EXERCISE DETAILS =>
Images do not belong in the copy. Retype all the entries below exactly.
===== DATA FOR THIS EXERCISE
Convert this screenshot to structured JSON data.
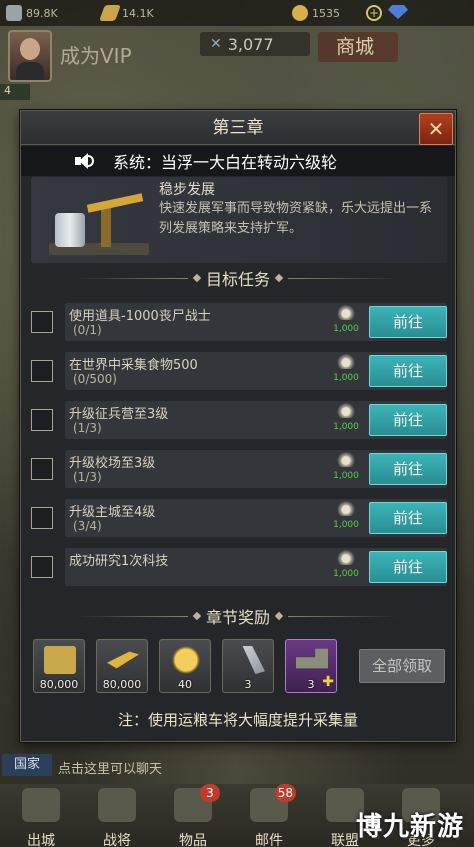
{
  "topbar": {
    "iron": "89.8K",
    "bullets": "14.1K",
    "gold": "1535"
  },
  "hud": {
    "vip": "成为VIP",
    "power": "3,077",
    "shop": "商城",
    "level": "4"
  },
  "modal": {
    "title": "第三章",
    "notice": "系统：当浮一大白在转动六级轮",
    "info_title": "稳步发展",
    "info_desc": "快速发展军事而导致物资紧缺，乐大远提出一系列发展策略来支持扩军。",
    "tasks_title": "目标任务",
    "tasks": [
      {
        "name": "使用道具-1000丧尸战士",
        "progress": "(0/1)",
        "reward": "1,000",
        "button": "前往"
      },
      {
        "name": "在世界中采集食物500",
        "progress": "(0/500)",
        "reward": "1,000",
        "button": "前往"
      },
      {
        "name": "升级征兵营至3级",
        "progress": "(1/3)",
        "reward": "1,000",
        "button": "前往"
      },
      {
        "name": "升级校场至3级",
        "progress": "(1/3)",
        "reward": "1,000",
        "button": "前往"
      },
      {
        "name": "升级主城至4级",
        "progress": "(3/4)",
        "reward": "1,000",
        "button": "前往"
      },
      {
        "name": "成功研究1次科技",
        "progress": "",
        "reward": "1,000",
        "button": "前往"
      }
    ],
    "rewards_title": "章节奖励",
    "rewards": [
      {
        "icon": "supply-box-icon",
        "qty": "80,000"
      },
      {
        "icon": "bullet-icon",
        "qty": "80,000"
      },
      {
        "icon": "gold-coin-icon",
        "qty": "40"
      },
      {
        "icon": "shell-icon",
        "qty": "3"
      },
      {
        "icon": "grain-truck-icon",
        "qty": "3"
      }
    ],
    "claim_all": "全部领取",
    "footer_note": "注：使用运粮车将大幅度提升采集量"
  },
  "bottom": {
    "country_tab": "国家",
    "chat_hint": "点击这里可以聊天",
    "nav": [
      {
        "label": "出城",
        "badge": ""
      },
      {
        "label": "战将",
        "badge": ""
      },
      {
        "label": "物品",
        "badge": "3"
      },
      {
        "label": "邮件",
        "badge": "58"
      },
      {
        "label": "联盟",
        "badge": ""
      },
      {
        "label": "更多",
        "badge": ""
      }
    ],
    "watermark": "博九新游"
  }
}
==========
WRITTEN SOLUTION =>
Convert this screenshot to structured JSON data.
{
  "topbar": {
    "iron": "89.8K",
    "bullets": "14.1K",
    "gold": "1535"
  },
  "hud": {
    "vip": "成为VIP",
    "power": "3,077",
    "shop": "商城",
    "level": "4"
  },
  "modal": {
    "title": "第三章",
    "notice": "系统：当浮一大白在转动六级轮",
    "info_title": "稳步发展",
    "info_desc": "快速发展军事而导致物资紧缺，乐大远提出一系列发展策略来支持扩军。",
    "tasks_title": "目标任务",
    "tasks": [
      {
        "name": "使用道具-1000丧尸战士",
        "progress": "(0/1)",
        "reward": "1,000",
        "button": "前往"
      },
      {
        "name": "在世界中采集食物500",
        "progress": "(0/500)",
        "reward": "1,000",
        "button": "前往"
      },
      {
        "name": "升级征兵营至3级",
        "progress": "(1/3)",
        "reward": "1,000",
        "button": "前往"
      },
      {
        "name": "升级校场至3级",
        "progress": "(1/3)",
        "reward": "1,000",
        "button": "前往"
      },
      {
        "name": "升级主城至4级",
        "progress": "(3/4)",
        "reward": "1,000",
        "button": "前往"
      },
      {
        "name": "成功研究1次科技",
        "progress": "",
        "reward": "1,000",
        "button": "前往"
      }
    ],
    "rewards_title": "章节奖励",
    "rewards": [
      {
        "icon": "supply-box-icon",
        "qty": "80,000"
      },
      {
        "icon": "bullet-icon",
        "qty": "80,000"
      },
      {
        "icon": "gold-coin-icon",
        "qty": "40"
      },
      {
        "icon": "shell-icon",
        "qty": "3"
      },
      {
        "icon": "grain-truck-icon",
        "qty": "3"
      }
    ],
    "claim_all": "全部领取",
    "footer_note": "注：使用运粮车将大幅度提升采集量"
  },
  "bottom": {
    "country_tab": "国家",
    "chat_hint": "点击这里可以聊天",
    "nav": [
      {
        "label": "出城",
        "badge": ""
      },
      {
        "label": "战将",
        "badge": ""
      },
      {
        "label": "物品",
        "badge": "3"
      },
      {
        "label": "邮件",
        "badge": "58"
      },
      {
        "label": "联盟",
        "badge": ""
      },
      {
        "label": "更多",
        "badge": ""
      }
    ],
    "watermark": "博九新游"
  }
}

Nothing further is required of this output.